## START DOCUMENT TEXT
RNS Number : 0458E
Indago Petroleum Limited
23 September 2008
Correction: The title for this announcement on the RNS page was incorrect and should have been Interim Results rather than Final
Results, all other information in the announcement remains unchanged.
Indago Petroleum Limited
Interim Results (unaudited) for the six months ended 30 June 2008
Indago Petroleum Limited ("Indago" or "the Company"), the independent oil and gas exploration company exploring onshore the Sultanate of
Oman, today announces its unaudited interim results for the six months ended 30 June 2008.
HIGHLIGHTS
Operational
* Exploration wells on Jebel Hafit and Adam prospects curtailed following operational problems.
* New data indicate that the Al Jariya-1 well at Jebel Hafit penetrated the shallower Natih objective, which was water-bearing.
* Deeper Shuaiba objective at Jebel Hafit remains untested.
* Data from recent wells on Jebel Hafit and Adam still being evaluated.
* Indago and its partner, RAK Petroleum, have entered into new 3-year exploration term for Block 31.
Financial
* Indago and RAK insured for the underground blow out on Al Jariya-1 well.
* Underwriters made payment on account in respect of the costs of controlling Al Jariya-1 well.
* Around $25 million plus insurance contribution towards new well on Jebel Hafit anticipated to be available for future drilling
campaign.
Outlook
* Indago's exploration portfolio remains prospective.
* Current exploration activities are focused on the deeper objective at Jebel Hafit and on Adam.
* New wells unlikely before mid 2009.
## END DOCUMENT TEXT
## START ENTRIES SUPPLIED
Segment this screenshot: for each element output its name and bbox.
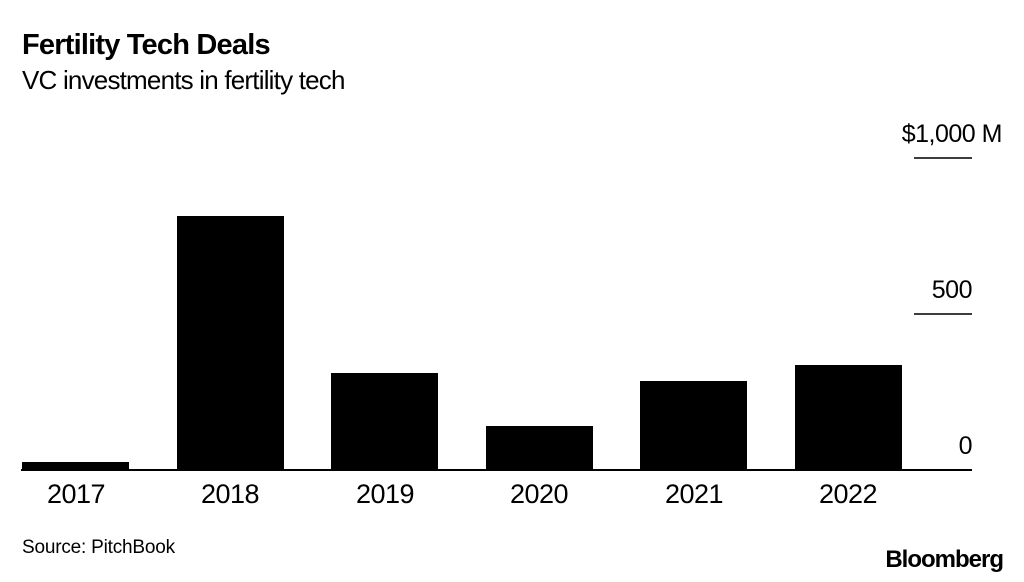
x-axis-line xyxy=(21,469,972,471)
chart-title: Fertility Tech Deals xyxy=(22,29,271,61)
x-axis-label-2019: 2019 xyxy=(355,479,415,509)
bar-2021 xyxy=(640,381,747,470)
bar-2018 xyxy=(177,216,284,470)
x-axis-label-2017: 2017 xyxy=(46,479,106,509)
y-axis-tick-line xyxy=(914,313,972,315)
y-axis-label: $1,000 M xyxy=(901,120,1003,148)
y-axis-label: 0 xyxy=(958,432,973,460)
source-label: Source: PitchBook xyxy=(22,537,175,558)
y-axis-tick-line xyxy=(914,157,972,159)
bar-2017 xyxy=(22,462,129,470)
bar-2022 xyxy=(795,365,902,470)
bloomberg-logo: Bloomberg xyxy=(885,546,1004,573)
chart-subtitle: VC investments in fertility tech xyxy=(22,65,345,95)
x-axis-label-2020: 2020 xyxy=(509,479,569,509)
y-axis-label: 500 xyxy=(931,276,973,304)
x-axis-label-2022: 2022 xyxy=(818,479,878,509)
bar-2019 xyxy=(331,373,438,470)
x-axis-label-2018: 2018 xyxy=(200,479,260,509)
x-axis-label-2021: 2021 xyxy=(664,479,724,509)
bar-2020 xyxy=(486,426,593,470)
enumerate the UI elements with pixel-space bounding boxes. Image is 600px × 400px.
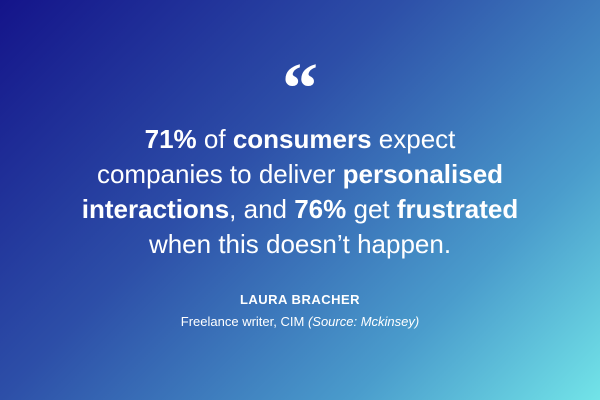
quote-mark: “ xyxy=(282,48,318,128)
quote-line: interactions, and 76% get frustrated xyxy=(0,192,600,227)
author-role: Freelance writer, CIM (Source: Mckinsey) xyxy=(0,314,600,329)
quote-segment: , and xyxy=(229,194,295,224)
quote-line: companies to deliver personalised xyxy=(0,157,600,192)
author-name: LAURA BRACHER xyxy=(239,292,361,307)
quote-segment: of xyxy=(196,124,233,154)
quote-emphasis: personalised xyxy=(342,159,504,189)
quote-emphasis: interactions xyxy=(81,194,230,224)
role: Freelance writer, CIM xyxy=(180,314,305,329)
quote-emphasis: frustrated xyxy=(396,194,519,224)
quote-text: 71% of consumers expect companies to deli… xyxy=(0,122,600,262)
quote-segment: expect xyxy=(371,124,456,154)
quote-emphasis: 71% xyxy=(144,124,197,154)
quote-line: when this doesn’t happen. xyxy=(0,227,600,262)
quote-line: 71% of consumers expect xyxy=(0,122,600,157)
quote-emphasis: 76% xyxy=(294,194,347,224)
quote-segment: companies to deliver xyxy=(96,159,343,189)
quote-emphasis: consumers xyxy=(232,124,372,154)
quote-segment: get xyxy=(346,194,397,224)
source: (Source: Mckinsey) xyxy=(307,314,420,329)
quote-segment: when this doesn’t happen. xyxy=(148,229,452,259)
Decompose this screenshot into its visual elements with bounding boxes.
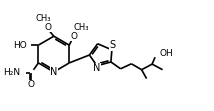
Text: HO: HO (13, 41, 27, 50)
Text: N: N (93, 63, 100, 73)
Text: O: O (71, 32, 78, 41)
Text: N: N (50, 67, 58, 77)
Text: O: O (44, 23, 51, 32)
Text: H₂N: H₂N (3, 68, 21, 77)
Text: O: O (28, 80, 35, 89)
Text: S: S (110, 40, 116, 50)
Text: OH: OH (159, 49, 173, 58)
Text: CH₃: CH₃ (35, 14, 51, 23)
Text: CH₃: CH₃ (73, 23, 89, 32)
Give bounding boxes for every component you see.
## END ENTRIES SUPPLIED
> REQUIRED TASKS
A - Check these statements against the Indago interim results announcement. For each, answer yes or no and quote the words of the announcement that decide it: (i) The Al Jariya-1 well penetrated a Natih objective that held oil. (ii) Indago's partner in the new exploration term for Block 31 is RAK Petroleum. (iii) New wells are expected before mid 2009.
B - List every point that appears under the "Operational" heading in the Indago interim results announcement.
C - Please extract the passage of the Indago interim results announcement starting at "RNS Number : 0458E" and ending at "30 June 2008.".

> RESULTS BY TASK
A -
(i) No: "the Al Jariya-1 well at Jebel Hafit penetrated the shallower Natih objective, which was water-bearing."
(ii) Yes: "Indago and its partner, RAK Petroleum, have entered into new 3-year exploration term for Block 31."
(iii) No: "New wells unlikely before mid 2009."

B -
1. Exploration wells on Jebel Hafit and Adam prospects curtailed following operational problems.
2. New data indicate that the Al Jariya-1 well at Jebel Hafit penetrated the shallower Natih objective, which was water-bearing.
3. Deeper Shuaiba objective at Jebel Hafit remains untested.
4. Data from recent wells on Jebel Hafit and Adam still being evaluated.
5. Indago and its partner, RAK Petroleum, have entered into new 3-year exploration term for Block 31.

C -
RNS Number : 0458E
Indago Petroleum Limited
23 September 2008
Correction: The title for this announcement on the RNS page was incorrect and should have been Interim Results rather than Final
Results, all other information in the announcement remains unchanged.
Indago Petroleum Limited
Interim Results (unaudited) for the six months ended 30 June 2008
Indago Petroleum Limited ("Indago" or "the Company"), the independent oil and gas exploration company exploring onshore the Sultanate of
Oman, today announces its unaudited interim results for the six months ended 30 June 2008.